**Data listing**
------------------------------------

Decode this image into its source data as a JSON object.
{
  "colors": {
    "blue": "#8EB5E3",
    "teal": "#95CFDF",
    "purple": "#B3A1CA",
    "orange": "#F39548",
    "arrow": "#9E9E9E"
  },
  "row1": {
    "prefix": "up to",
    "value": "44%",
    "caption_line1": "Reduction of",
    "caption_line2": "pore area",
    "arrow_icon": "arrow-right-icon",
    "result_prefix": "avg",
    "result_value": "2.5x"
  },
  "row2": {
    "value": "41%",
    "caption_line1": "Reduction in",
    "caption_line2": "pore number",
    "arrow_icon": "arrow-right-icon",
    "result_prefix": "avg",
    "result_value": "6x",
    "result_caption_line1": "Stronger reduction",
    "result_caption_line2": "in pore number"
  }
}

------------------------------------

**Exercise details**
Return every line above in which the string "pore" occurs.

**Exercise solution**
    "caption_line2": "pore area",
    "caption_line2": "pore number",
    "result_caption_line2": "in pore number"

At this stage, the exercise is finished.